# [SHORT EXERCISE]
Exactly as written, quote every line that follows, skipping the images.

# [PROVIDED ENTRIES]
○ ○ ○ ○ ○

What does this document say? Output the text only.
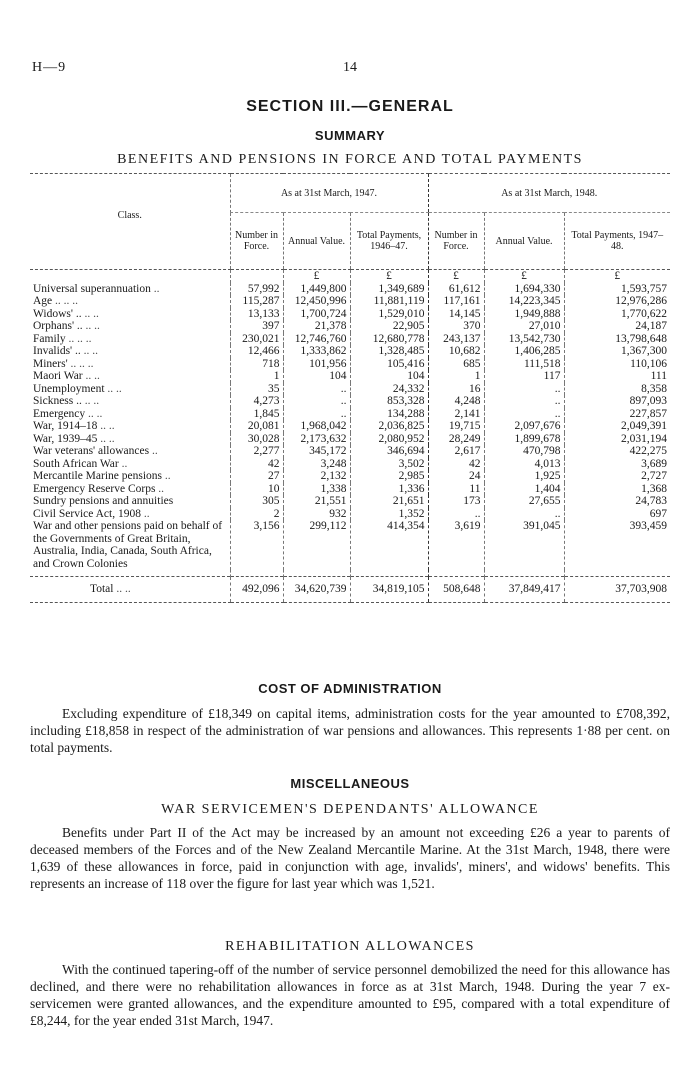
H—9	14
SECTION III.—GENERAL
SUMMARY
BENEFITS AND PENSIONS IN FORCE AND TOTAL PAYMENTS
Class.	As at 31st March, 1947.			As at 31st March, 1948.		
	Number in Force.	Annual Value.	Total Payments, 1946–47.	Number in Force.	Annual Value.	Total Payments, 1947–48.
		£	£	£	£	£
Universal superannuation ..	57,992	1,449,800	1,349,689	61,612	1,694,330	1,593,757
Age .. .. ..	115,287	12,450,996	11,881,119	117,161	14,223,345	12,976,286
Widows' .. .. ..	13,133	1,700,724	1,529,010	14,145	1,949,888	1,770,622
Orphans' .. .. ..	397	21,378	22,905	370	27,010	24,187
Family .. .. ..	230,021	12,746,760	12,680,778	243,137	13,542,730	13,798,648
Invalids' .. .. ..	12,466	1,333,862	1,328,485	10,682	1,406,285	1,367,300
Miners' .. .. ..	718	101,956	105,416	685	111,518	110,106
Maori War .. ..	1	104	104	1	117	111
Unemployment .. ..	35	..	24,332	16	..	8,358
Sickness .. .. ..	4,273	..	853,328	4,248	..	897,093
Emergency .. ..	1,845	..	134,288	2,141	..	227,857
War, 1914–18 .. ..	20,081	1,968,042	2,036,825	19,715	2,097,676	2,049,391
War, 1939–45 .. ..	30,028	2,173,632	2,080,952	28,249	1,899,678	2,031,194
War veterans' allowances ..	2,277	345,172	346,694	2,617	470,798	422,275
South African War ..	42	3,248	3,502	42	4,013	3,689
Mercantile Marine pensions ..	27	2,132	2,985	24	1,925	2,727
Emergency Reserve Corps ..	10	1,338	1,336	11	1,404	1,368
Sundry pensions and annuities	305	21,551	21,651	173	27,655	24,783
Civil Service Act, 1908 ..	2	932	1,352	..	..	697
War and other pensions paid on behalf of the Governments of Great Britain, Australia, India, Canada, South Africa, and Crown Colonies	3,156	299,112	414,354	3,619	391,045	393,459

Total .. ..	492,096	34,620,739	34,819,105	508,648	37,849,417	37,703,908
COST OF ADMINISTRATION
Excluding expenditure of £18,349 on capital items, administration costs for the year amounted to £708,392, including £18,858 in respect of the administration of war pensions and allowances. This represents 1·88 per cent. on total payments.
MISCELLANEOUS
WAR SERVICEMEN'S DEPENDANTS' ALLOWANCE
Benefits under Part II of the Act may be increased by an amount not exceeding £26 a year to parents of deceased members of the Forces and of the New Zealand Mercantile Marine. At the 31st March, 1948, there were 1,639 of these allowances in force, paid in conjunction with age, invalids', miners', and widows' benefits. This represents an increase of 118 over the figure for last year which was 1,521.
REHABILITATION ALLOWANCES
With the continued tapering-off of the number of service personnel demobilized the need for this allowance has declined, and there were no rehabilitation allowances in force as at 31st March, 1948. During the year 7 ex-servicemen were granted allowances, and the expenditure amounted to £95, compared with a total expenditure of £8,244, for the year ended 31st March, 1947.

○ ○ ○ ○ ○

# [IN RESPONSE]
What does this document say? Output the text only.
H—9	14
SECTION III.—GENERAL
SUMMARY
BENEFITS AND PENSIONS IN FORCE AND TOTAL PAYMENTS
Class.	As at 31st March, 1947.			As at 31st March, 1948.		
	Number in Force.	Annual Value.	Total Payments, 1946–47.	Number in Force.	Annual Value.	Total Payments, 1947–48.
		£	£	£	£	£
Universal superannuation ..	57,992	1,449,800	1,349,689	61,612	1,694,330	1,593,757
Age .. .. ..	115,287	12,450,996	11,881,119	117,161	14,223,345	12,976,286
Widows' .. .. ..	13,133	1,700,724	1,529,010	14,145	1,949,888	1,770,622
Orphans' .. .. ..	397	21,378	22,905	370	27,010	24,187
Family .. .. ..	230,021	12,746,760	12,680,778	243,137	13,542,730	13,798,648
Invalids' .. .. ..	12,466	1,333,862	1,328,485	10,682	1,406,285	1,367,300
Miners' .. .. ..	718	101,956	105,416	685	111,518	110,106
Maori War .. ..	1	104	104	1	117	111
Unemployment .. ..	35	..	24,332	16	..	8,358
Sickness .. .. ..	4,273	..	853,328	4,248	..	897,093
Emergency .. ..	1,845	..	134,288	2,141	..	227,857
War, 1914–18 .. ..	20,081	1,968,042	2,036,825	19,715	2,097,676	2,049,391
War, 1939–45 .. ..	30,028	2,173,632	2,080,952	28,249	1,899,678	2,031,194
War veterans' allowances ..	2,277	345,172	346,694	2,617	470,798	422,275
South African War ..	42	3,248	3,502	42	4,013	3,689
Mercantile Marine pensions ..	27	2,132	2,985	24	1,925	2,727
Emergency Reserve Corps ..	10	1,338	1,336	11	1,404	1,368
Sundry pensions and annuities	305	21,551	21,651	173	27,655	24,783
Civil Service Act, 1908 ..	2	932	1,352	..	..	697
War and other pensions paid on behalf of the Governments of Great Britain, Australia, India, Canada, South Africa, and Crown Colonies	3,156	299,112	414,354	3,619	391,045	393,459

Total .. ..	492,096	34,620,739	34,819,105	508,648	37,849,417	37,703,908
COST OF ADMINISTRATION
Excluding expenditure of £18,349 on capital items, administration costs for the year amounted to £708,392, including £18,858 in respect of the administration of war pensions and allowances. This represents 1·88 per cent. on total payments.
MISCELLANEOUS
WAR SERVICEMEN'S DEPENDANTS' ALLOWANCE
Benefits under Part II of the Act may be increased by an amount not exceeding £26 a year to parents of deceased members of the Forces and of the New Zealand Mercantile Marine. At the 31st March, 1948, there were 1,639 of these allowances in force, paid in conjunction with age, invalids', miners', and widows' benefits. This represents an increase of 118 over the figure for last year which was 1,521.
REHABILITATION ALLOWANCES
With the continued tapering-off of the number of service personnel demobilized the need for this allowance has declined, and there were no rehabilitation allowances in force as at 31st March, 1948. During the year 7 ex-servicemen were granted allowances, and the expenditure amounted to £95, compared with a total expenditure of £8,244, for the year ended 31st March, 1947.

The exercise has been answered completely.